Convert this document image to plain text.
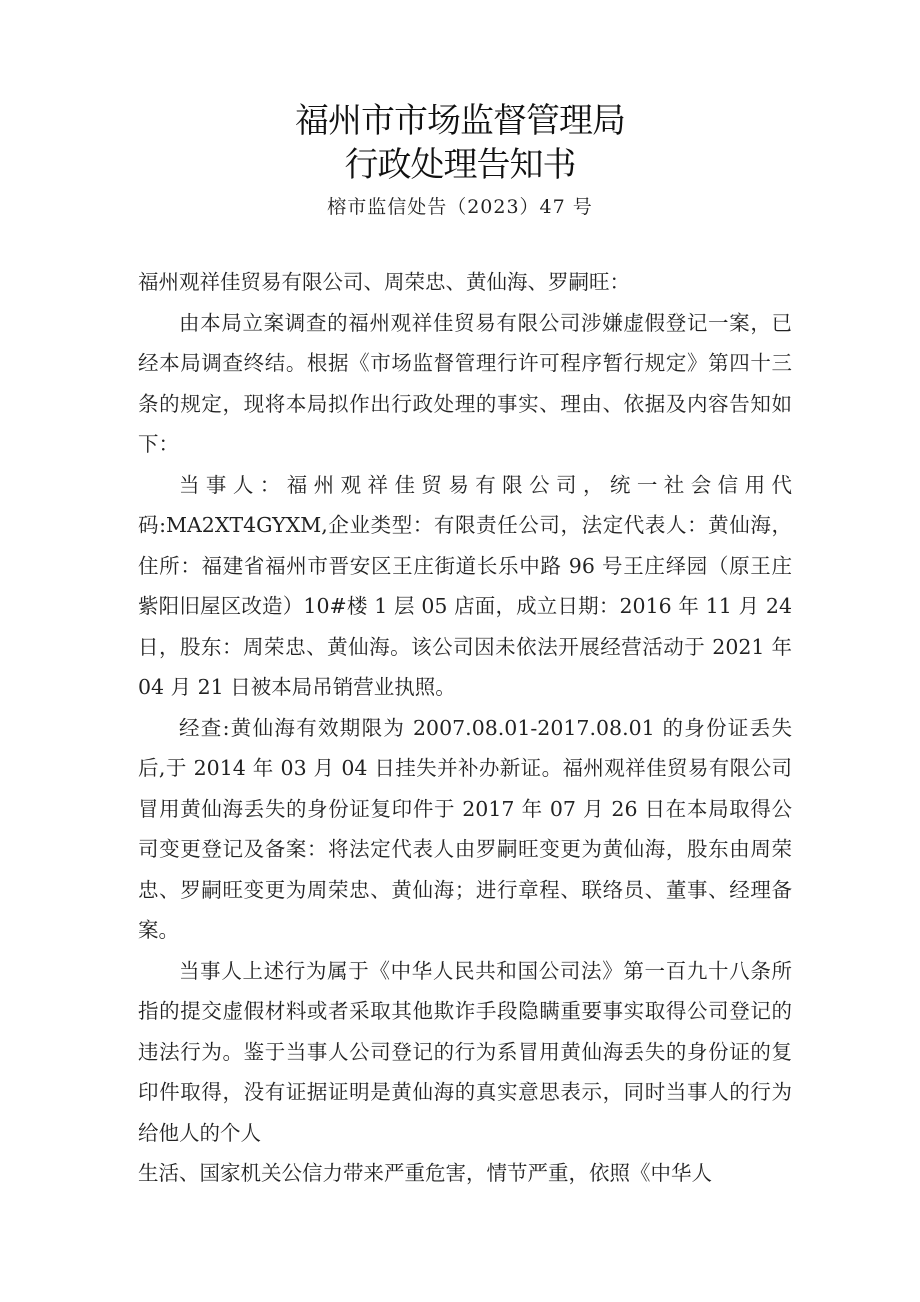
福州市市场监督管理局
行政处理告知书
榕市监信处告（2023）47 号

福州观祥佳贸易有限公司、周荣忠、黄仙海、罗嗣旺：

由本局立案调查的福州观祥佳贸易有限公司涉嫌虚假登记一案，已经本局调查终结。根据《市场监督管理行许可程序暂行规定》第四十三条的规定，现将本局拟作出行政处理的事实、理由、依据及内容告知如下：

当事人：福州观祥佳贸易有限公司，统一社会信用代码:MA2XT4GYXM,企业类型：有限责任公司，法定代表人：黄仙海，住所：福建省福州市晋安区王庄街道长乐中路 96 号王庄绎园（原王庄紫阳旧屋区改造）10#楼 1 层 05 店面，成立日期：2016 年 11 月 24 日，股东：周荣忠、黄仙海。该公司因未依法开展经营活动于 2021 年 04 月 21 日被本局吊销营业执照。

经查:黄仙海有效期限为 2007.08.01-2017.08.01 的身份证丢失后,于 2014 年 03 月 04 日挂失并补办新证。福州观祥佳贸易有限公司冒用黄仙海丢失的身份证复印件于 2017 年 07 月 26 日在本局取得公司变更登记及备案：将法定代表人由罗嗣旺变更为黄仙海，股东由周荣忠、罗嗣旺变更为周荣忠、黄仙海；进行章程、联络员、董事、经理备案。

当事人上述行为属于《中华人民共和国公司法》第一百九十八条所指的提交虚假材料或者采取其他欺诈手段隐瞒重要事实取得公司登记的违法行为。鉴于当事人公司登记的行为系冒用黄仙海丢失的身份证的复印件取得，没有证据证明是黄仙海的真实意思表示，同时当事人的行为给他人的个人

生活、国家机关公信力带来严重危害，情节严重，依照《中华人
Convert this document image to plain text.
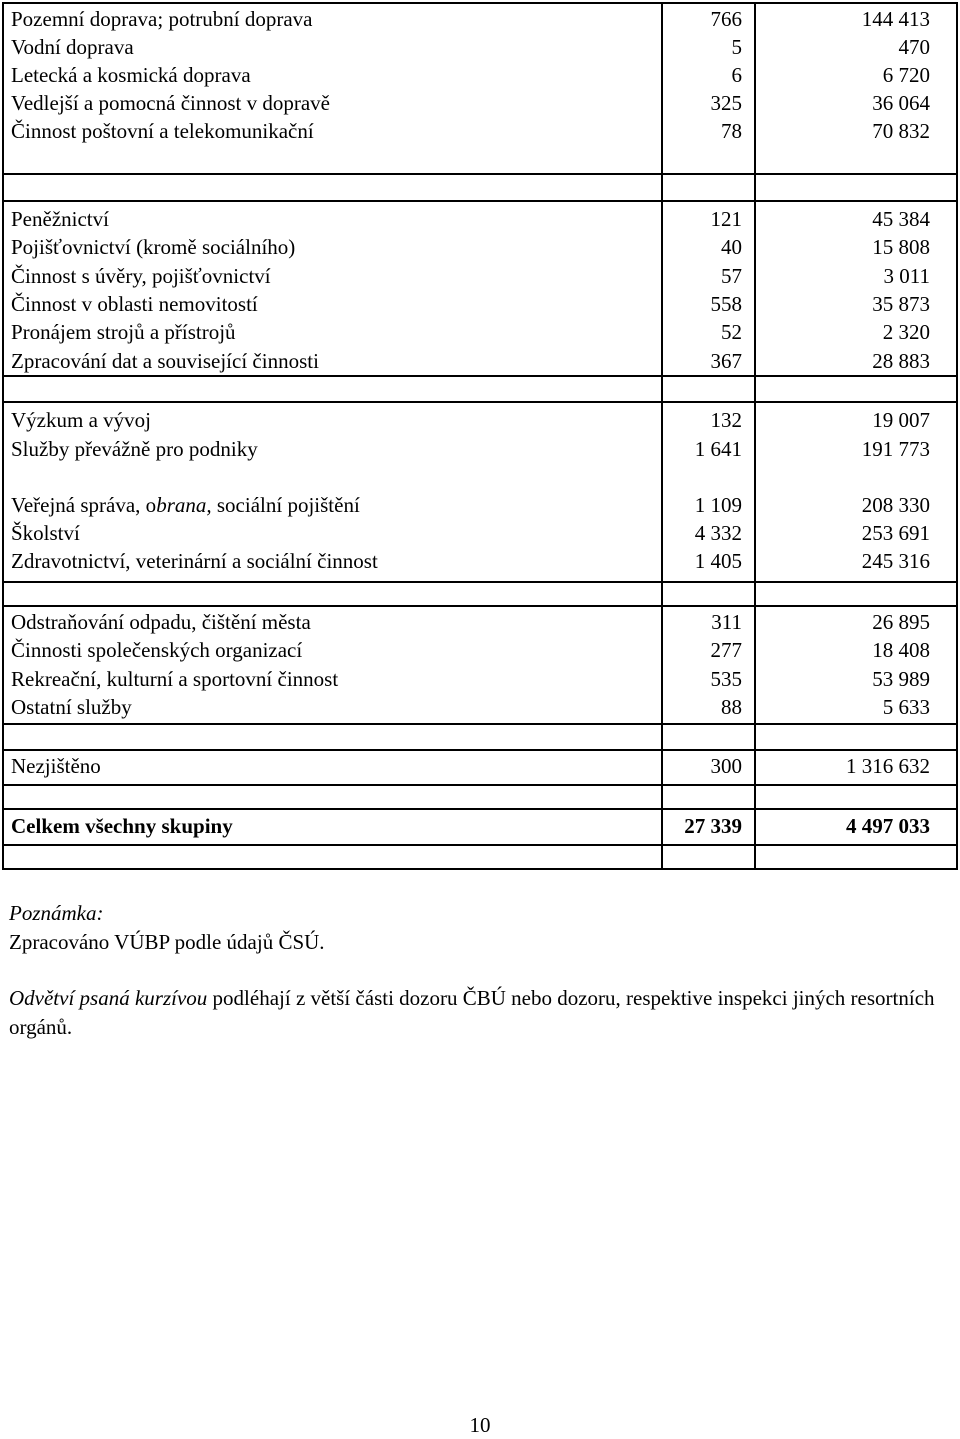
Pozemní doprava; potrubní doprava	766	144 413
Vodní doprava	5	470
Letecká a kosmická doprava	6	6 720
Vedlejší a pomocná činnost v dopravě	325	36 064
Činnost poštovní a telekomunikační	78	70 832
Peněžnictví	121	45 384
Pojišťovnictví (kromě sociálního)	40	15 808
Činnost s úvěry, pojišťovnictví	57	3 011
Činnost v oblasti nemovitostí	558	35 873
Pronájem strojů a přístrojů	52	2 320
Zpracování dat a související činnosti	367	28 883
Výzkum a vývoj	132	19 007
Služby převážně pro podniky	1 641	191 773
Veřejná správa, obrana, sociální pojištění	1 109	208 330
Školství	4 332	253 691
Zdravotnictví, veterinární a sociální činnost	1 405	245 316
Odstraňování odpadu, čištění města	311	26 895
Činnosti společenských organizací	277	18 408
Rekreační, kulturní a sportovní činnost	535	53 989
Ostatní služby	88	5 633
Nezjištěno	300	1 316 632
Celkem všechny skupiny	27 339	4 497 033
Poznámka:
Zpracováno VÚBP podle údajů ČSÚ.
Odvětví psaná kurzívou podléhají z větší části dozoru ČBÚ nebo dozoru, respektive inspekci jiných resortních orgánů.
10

- **REQUIRED WORK**
What comes back should match the records exactly, minus any pictures.

- **ANSWER TO THE PROBLEM**
Convert this document image to plain text.
福州市市场监督管理局
行政处理告知书
榕市监信处告（2023）47 号

福州观祥佳贸易有限公司、周荣忠、黄仙海、罗嗣旺：

由本局立案调查的福州观祥佳贸易有限公司涉嫌虚假登记一案，已经本局调查终结。根据《市场监督管理行许可程序暂行规定》第四十三条的规定，现将本局拟作出行政处理的事实、理由、依据及内容告知如下：

当事人：福州观祥佳贸易有限公司，统一社会信用代码:MA2XT4GYXM,企业类型：有限责任公司，法定代表人：黄仙海，住所：福建省福州市晋安区王庄街道长乐中路 96 号王庄绎园（原王庄紫阳旧屋区改造）10#楼 1 层 05 店面，成立日期：2016 年 11 月 24 日，股东：周荣忠、黄仙海。该公司因未依法开展经营活动于 2021 年 04 月 21 日被本局吊销营业执照。

经查:黄仙海有效期限为 2007.08.01-2017.08.01 的身份证丢失后,于 2014 年 03 月 04 日挂失并补办新证。福州观祥佳贸易有限公司冒用黄仙海丢失的身份证复印件于 2017 年 07 月 26 日在本局取得公司变更登记及备案：将法定代表人由罗嗣旺变更为黄仙海，股东由周荣忠、罗嗣旺变更为周荣忠、黄仙海；进行章程、联络员、董事、经理备案。

当事人上述行为属于《中华人民共和国公司法》第一百九十八条所指的提交虚假材料或者采取其他欺诈手段隐瞒重要事实取得公司登记的违法行为。鉴于当事人公司登记的行为系冒用黄仙海丢失的身份证的复印件取得，没有证据证明是黄仙海的真实意思表示，同时当事人的行为给他人的个人

生活、国家机关公信力带来严重危害，情节严重，依照《中华人
Convert this document image to plain text.
Pozemní doprava; potrubní doprava	766	144 413
Vodní doprava	5	470
Letecká a kosmická doprava	6	6 720
Vedlejší a pomocná činnost v dopravě	325	36 064
Činnost poštovní a telekomunikační	78	70 832
Peněžnictví	121	45 384
Pojišťovnictví (kromě sociálního)	40	15 808
Činnost s úvěry, pojišťovnictví	57	3 011
Činnost v oblasti nemovitostí	558	35 873
Pronájem strojů a přístrojů	52	2 320
Zpracování dat a související činnosti	367	28 883
Výzkum a vývoj	132	19 007
Služby převážně pro podniky	1 641	191 773
Veřejná správa, obrana, sociální pojištění	1 109	208 330
Školství	4 332	253 691
Zdravotnictví, veterinární a sociální činnost	1 405	245 316
Odstraňování odpadu, čištění města	311	26 895
Činnosti společenských organizací	277	18 408
Rekreační, kulturní a sportovní činnost	535	53 989
Ostatní služby	88	5 633
Nezjištěno	300	1 316 632
Celkem všechny skupiny	27 339	4 497 033
Poznámka:
Zpracováno VÚBP podle údajů ČSÚ.
Odvětví psaná kurzívou podléhají z větší části dozoru ČBÚ nebo dozoru, respektive inspekci jiných resortních orgánů.
10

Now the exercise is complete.